_AIM OF THE EXERCISE:_ Leave the pictures out. Return all other data exactly.

[Dataset excerpt]
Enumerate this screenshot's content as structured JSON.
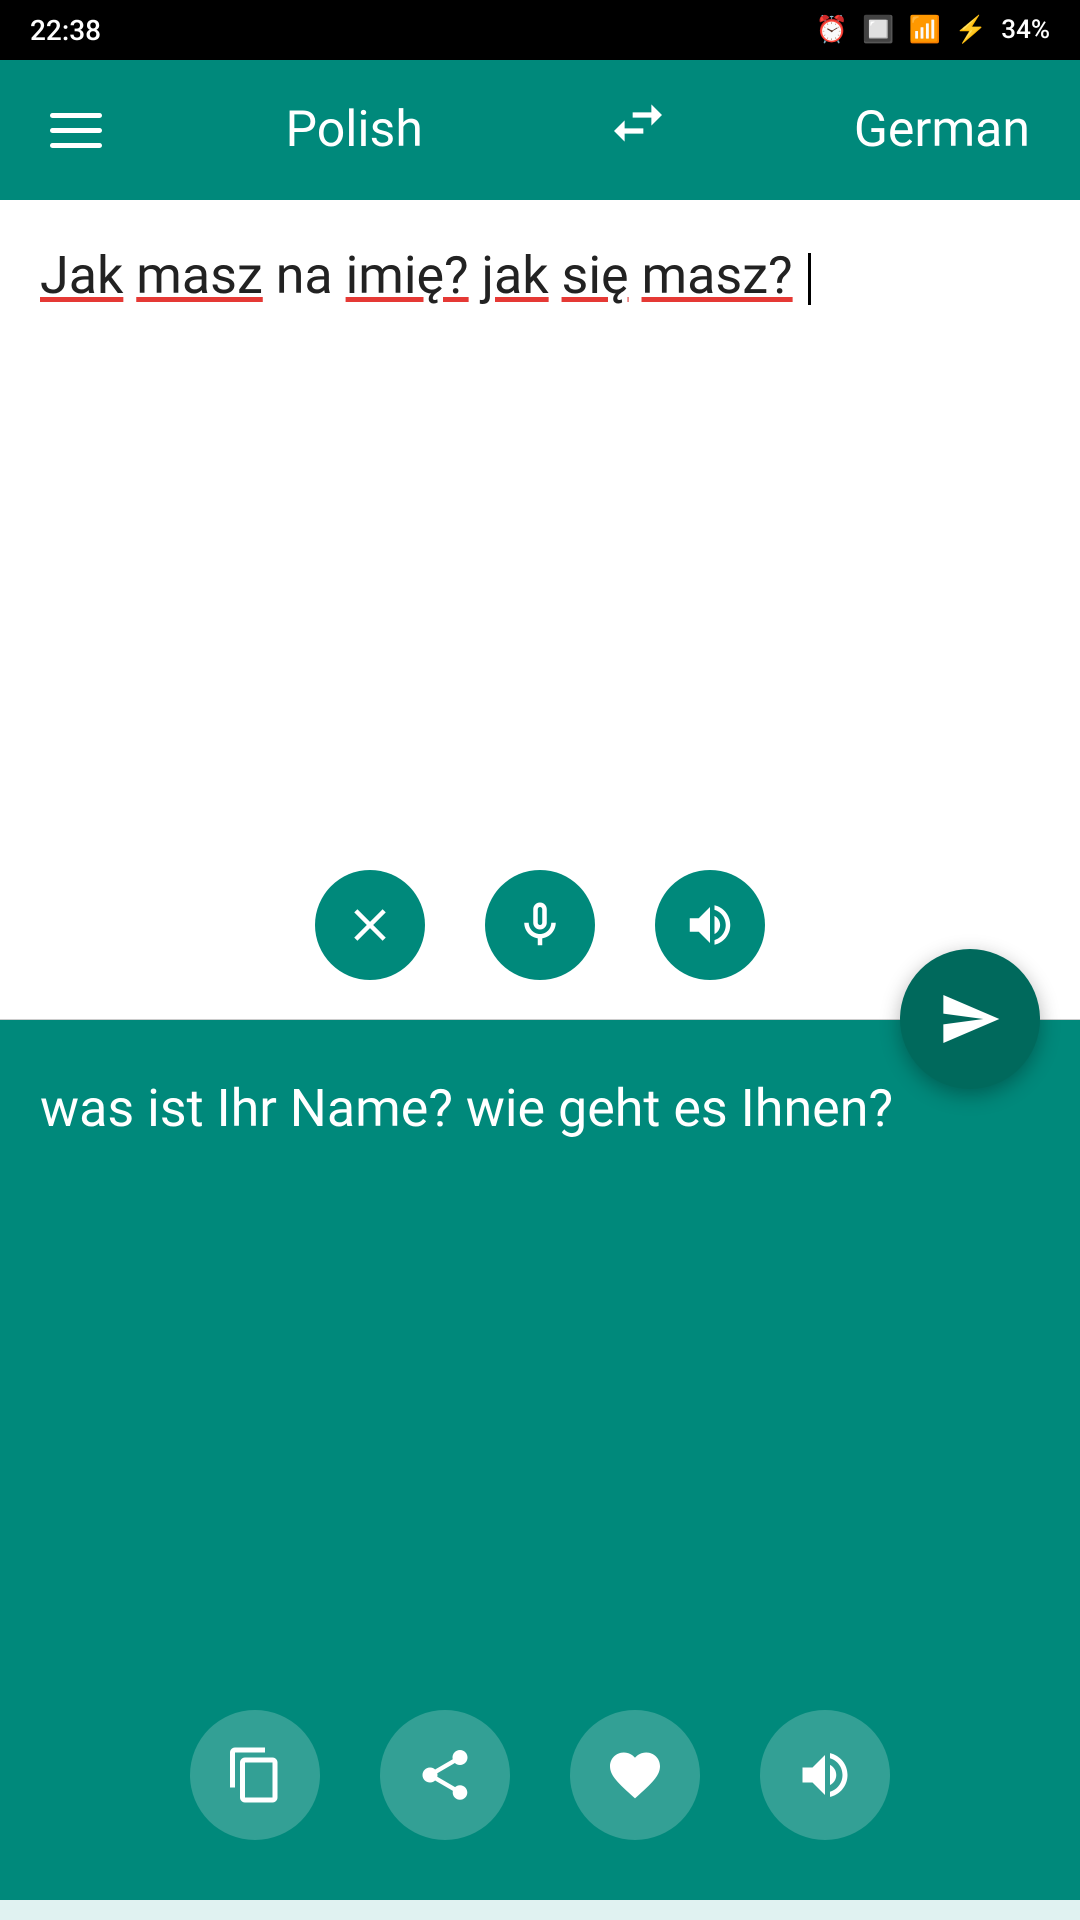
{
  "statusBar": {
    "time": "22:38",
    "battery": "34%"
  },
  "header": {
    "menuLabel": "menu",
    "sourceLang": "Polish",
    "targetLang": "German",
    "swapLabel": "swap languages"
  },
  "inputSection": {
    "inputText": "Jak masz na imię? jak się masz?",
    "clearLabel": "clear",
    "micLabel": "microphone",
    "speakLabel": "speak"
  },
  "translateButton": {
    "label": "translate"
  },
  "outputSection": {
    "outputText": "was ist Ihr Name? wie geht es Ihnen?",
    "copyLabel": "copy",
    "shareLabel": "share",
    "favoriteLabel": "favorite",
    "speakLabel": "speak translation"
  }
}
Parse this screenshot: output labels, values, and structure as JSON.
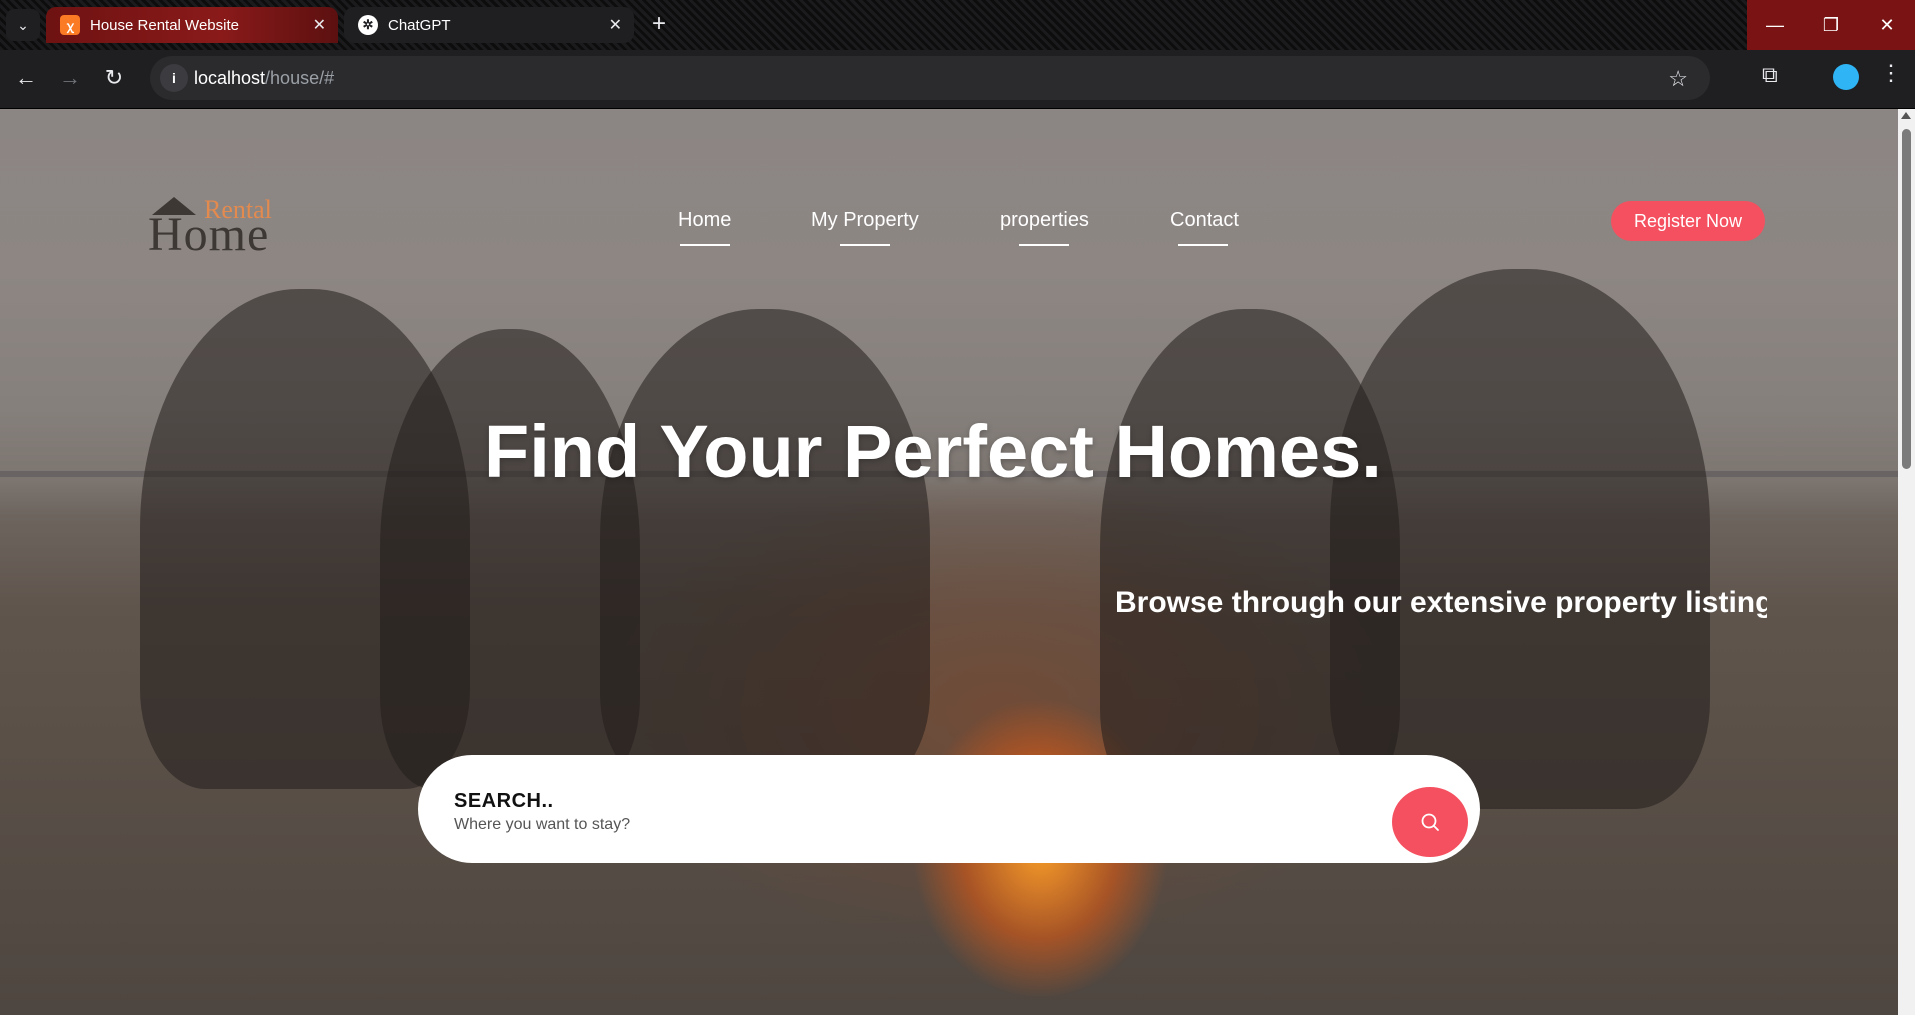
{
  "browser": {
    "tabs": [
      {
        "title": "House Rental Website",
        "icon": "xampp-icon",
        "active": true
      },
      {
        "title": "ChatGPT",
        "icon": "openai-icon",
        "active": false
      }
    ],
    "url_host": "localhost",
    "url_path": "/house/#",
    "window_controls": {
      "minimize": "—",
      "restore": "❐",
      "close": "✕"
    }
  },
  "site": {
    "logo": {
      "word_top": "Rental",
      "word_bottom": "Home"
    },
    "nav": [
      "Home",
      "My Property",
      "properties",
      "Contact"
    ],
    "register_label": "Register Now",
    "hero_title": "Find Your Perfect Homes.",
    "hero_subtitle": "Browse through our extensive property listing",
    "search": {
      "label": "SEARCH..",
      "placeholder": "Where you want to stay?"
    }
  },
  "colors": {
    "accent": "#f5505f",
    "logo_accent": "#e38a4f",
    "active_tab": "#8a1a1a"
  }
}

_OUTPUT:_
Enumerate this screenshot's content as structured JSON.
{
  "statusBar": {
    "time": "22:38",
    "battery": "34%"
  },
  "header": {
    "menuLabel": "menu",
    "sourceLang": "Polish",
    "targetLang": "German",
    "swapLabel": "swap languages"
  },
  "inputSection": {
    "inputText": "Jak masz na imię? jak się masz?",
    "clearLabel": "clear",
    "micLabel": "microphone",
    "speakLabel": "speak"
  },
  "translateButton": {
    "label": "translate"
  },
  "outputSection": {
    "outputText": "was ist Ihr Name? wie geht es Ihnen?",
    "copyLabel": "copy",
    "shareLabel": "share",
    "favoriteLabel": "favorite",
    "speakLabel": "speak translation"
  }
}
Parse this screenshot: output labels, values, and structure as JSON.
{
  "browser": {
    "tabs": [
      {
        "title": "House Rental Website",
        "icon": "xampp-icon",
        "active": true
      },
      {
        "title": "ChatGPT",
        "icon": "openai-icon",
        "active": false
      }
    ],
    "url_host": "localhost",
    "url_path": "/house/#",
    "window_controls": {
      "minimize": "—",
      "restore": "❐",
      "close": "✕"
    }
  },
  "site": {
    "logo": {
      "word_top": "Rental",
      "word_bottom": "Home"
    },
    "nav": [
      "Home",
      "My Property",
      "properties",
      "Contact"
    ],
    "register_label": "Register Now",
    "hero_title": "Find Your Perfect Homes.",
    "hero_subtitle": "Browse through our extensive property listing",
    "search": {
      "label": "SEARCH..",
      "placeholder": "Where you want to stay?"
    }
  },
  "colors": {
    "accent": "#f5505f",
    "logo_accent": "#e38a4f",
    "active_tab": "#8a1a1a"
  }
}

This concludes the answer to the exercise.